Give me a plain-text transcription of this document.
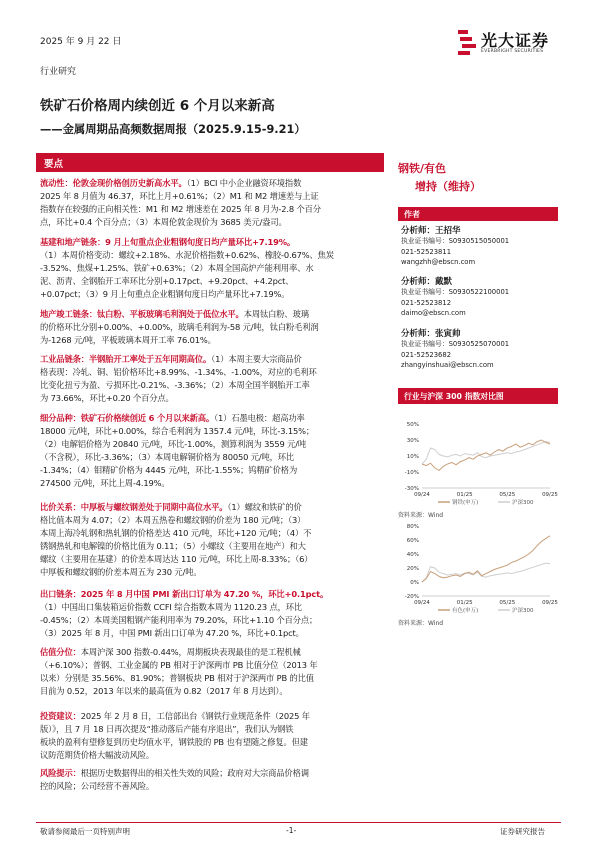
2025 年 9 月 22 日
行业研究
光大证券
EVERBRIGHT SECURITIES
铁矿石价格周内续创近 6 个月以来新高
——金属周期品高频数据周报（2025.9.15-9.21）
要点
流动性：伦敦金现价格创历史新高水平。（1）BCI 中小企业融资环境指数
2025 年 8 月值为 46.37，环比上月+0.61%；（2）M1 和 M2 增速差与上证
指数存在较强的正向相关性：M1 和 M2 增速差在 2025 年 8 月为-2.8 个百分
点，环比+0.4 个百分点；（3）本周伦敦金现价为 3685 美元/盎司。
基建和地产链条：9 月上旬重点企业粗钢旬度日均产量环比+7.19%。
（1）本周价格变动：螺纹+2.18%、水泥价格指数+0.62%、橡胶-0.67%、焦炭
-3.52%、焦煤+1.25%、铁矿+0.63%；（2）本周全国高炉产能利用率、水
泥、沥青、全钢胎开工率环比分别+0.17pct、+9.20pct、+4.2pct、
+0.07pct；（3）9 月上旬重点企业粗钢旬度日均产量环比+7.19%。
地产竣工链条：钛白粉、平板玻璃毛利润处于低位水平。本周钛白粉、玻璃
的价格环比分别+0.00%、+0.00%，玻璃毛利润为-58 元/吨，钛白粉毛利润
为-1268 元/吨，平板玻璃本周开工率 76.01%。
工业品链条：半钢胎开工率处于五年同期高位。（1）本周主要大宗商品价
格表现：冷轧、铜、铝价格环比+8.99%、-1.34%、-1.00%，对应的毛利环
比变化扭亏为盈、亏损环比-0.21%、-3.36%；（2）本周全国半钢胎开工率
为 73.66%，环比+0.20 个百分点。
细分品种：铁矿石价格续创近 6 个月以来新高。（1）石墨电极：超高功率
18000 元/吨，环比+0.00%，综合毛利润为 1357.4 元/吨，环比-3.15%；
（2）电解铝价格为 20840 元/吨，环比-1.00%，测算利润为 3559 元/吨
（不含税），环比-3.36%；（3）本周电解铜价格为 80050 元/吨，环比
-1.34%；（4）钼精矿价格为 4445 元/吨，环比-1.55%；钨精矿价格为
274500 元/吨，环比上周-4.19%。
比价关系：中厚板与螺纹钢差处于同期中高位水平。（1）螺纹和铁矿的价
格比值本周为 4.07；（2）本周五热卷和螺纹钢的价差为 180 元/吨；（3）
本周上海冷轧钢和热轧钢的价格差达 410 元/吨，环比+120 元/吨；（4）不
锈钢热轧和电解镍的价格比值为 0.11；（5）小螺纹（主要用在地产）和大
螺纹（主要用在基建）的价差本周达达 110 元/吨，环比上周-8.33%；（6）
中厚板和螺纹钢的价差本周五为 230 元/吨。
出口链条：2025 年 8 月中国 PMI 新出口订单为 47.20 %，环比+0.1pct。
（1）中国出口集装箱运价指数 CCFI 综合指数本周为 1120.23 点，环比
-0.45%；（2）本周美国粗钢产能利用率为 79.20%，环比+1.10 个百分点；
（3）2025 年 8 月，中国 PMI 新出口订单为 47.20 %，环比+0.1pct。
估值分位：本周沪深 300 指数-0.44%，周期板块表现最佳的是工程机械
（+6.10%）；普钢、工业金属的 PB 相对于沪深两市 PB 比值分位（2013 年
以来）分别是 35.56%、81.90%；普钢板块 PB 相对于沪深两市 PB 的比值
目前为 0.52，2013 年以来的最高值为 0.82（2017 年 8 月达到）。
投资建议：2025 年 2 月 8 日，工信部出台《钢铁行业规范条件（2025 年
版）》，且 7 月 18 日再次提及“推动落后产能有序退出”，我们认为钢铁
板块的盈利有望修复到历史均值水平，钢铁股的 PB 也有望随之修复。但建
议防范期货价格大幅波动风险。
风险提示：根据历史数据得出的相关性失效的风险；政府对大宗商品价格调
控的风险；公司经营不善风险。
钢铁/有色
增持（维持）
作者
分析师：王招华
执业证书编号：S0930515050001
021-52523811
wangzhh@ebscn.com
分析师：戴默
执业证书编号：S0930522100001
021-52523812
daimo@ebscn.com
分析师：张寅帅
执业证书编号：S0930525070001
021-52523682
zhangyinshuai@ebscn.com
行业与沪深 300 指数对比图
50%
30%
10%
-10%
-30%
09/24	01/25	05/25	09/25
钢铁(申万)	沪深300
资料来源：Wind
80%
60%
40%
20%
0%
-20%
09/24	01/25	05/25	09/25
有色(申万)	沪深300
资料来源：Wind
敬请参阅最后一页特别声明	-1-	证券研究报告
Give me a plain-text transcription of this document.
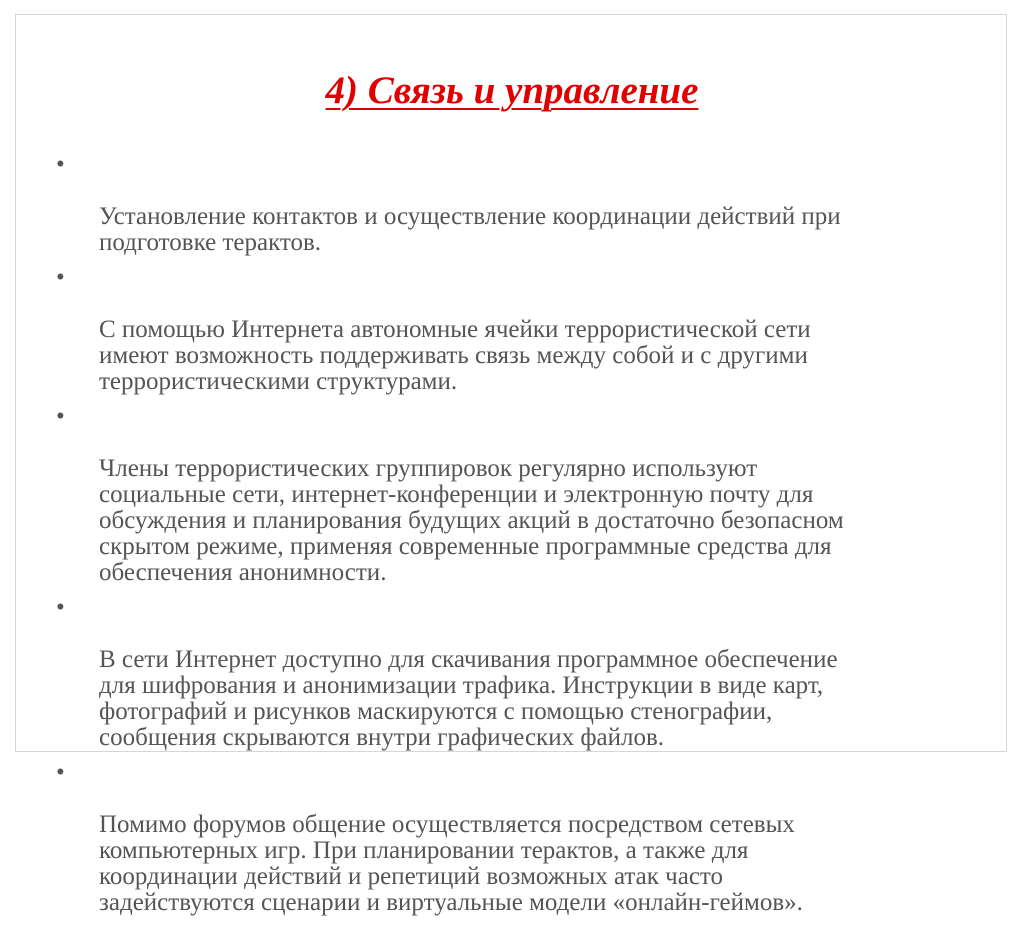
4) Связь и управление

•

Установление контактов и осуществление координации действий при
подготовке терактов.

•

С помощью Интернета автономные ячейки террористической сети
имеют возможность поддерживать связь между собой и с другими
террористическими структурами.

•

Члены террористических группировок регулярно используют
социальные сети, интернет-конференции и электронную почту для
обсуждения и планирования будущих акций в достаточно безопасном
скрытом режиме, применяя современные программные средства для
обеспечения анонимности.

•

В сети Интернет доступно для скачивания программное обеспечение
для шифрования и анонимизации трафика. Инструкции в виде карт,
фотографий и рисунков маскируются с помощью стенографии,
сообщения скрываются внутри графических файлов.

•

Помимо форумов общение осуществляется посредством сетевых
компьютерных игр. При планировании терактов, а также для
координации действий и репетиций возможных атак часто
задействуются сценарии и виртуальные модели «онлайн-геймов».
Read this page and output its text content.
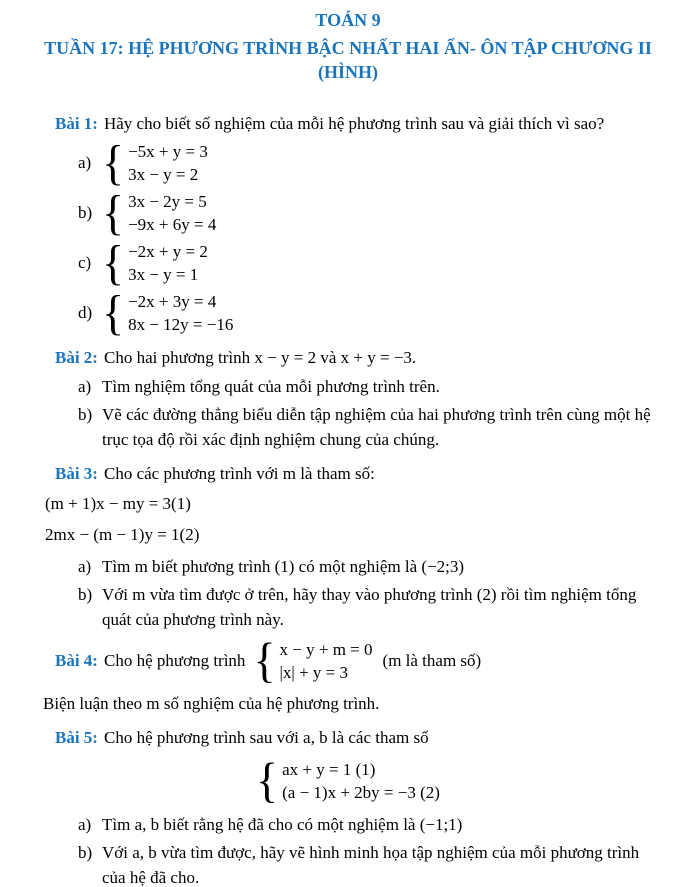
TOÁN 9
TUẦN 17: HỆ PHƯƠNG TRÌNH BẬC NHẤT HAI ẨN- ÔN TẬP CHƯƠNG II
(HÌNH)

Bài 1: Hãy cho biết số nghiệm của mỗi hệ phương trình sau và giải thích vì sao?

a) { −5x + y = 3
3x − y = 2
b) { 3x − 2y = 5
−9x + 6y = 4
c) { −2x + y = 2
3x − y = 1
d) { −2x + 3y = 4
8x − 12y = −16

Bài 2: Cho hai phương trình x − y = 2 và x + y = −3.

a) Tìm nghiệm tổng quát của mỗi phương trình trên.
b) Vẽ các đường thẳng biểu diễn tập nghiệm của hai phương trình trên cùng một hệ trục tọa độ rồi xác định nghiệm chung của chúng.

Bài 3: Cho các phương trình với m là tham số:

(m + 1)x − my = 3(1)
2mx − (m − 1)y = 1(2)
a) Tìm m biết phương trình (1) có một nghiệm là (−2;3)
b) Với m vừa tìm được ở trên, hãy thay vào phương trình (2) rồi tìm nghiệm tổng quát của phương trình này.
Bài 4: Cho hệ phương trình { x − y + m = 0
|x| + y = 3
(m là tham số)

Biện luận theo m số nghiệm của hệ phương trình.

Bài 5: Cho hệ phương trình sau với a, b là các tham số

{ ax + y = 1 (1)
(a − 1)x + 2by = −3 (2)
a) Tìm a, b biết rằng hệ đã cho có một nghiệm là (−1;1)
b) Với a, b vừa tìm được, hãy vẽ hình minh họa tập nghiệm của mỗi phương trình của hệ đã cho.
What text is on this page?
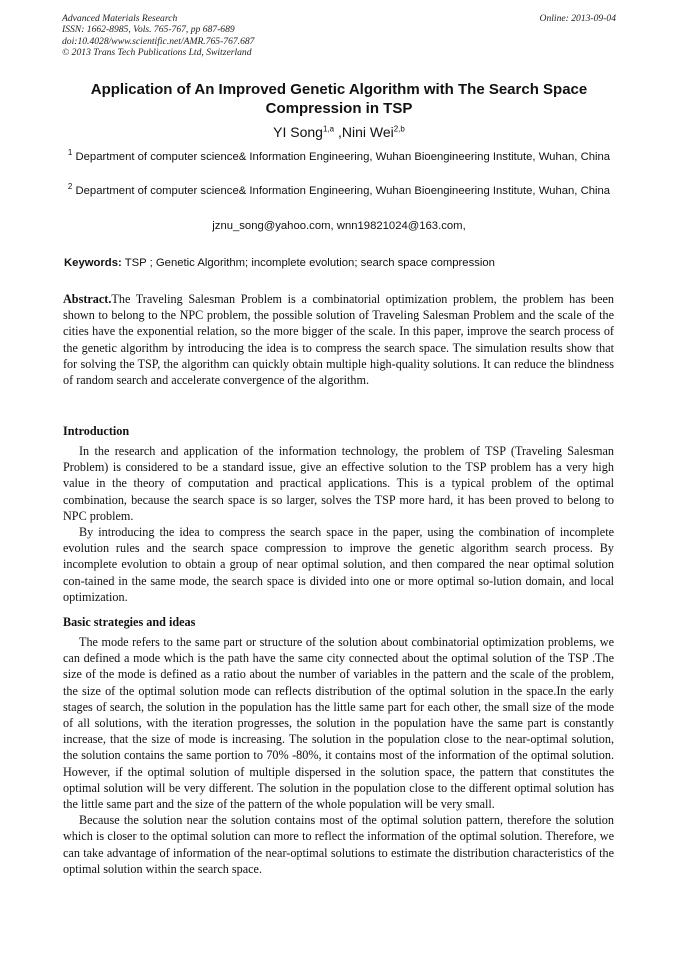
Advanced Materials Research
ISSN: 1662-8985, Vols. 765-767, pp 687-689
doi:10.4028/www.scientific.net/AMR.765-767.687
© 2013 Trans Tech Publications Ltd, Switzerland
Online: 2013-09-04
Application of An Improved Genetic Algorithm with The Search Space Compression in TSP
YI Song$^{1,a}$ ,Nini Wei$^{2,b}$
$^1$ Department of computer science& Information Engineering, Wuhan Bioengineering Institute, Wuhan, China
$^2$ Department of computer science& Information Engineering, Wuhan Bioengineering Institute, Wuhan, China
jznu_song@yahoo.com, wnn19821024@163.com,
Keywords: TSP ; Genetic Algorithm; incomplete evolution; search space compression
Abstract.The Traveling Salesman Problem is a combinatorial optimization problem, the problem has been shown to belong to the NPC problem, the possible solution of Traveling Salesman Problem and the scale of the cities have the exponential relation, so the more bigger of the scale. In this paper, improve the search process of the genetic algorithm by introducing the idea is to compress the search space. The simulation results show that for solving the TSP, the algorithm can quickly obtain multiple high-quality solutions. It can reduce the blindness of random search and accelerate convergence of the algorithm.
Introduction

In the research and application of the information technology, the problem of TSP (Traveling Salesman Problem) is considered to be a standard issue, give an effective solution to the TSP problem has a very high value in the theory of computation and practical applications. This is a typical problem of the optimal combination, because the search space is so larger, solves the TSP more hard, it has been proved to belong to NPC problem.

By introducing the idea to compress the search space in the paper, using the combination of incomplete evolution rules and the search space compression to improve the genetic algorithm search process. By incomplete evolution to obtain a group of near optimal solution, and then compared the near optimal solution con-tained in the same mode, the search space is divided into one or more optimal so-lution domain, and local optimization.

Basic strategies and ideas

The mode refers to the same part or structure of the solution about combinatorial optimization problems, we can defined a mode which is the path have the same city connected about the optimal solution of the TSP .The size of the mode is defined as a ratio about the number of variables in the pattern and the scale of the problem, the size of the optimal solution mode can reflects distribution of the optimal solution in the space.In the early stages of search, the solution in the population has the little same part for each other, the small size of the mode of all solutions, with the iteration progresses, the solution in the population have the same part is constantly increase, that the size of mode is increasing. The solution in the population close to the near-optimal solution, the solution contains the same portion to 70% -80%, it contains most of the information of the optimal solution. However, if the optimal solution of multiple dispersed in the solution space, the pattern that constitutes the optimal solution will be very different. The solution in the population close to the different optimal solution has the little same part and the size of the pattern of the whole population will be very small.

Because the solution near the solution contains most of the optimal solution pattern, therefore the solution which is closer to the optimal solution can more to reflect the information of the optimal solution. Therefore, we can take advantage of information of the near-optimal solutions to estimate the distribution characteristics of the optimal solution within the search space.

■ ■ ■ ■ ■

- **DIRECTION**
Pull out all lines containing the word "月上旬重点企业粗钢旬度日均产量环比" from the entries above.

- **RESULT OF THE EXERCISE**
基建和地产链条：9 月上旬重点企业粗钢旬度日均产量环比+7.19%。
+0.07pct；（3）9 月上旬重点企业粗钢旬度日均产量环比+7.19%。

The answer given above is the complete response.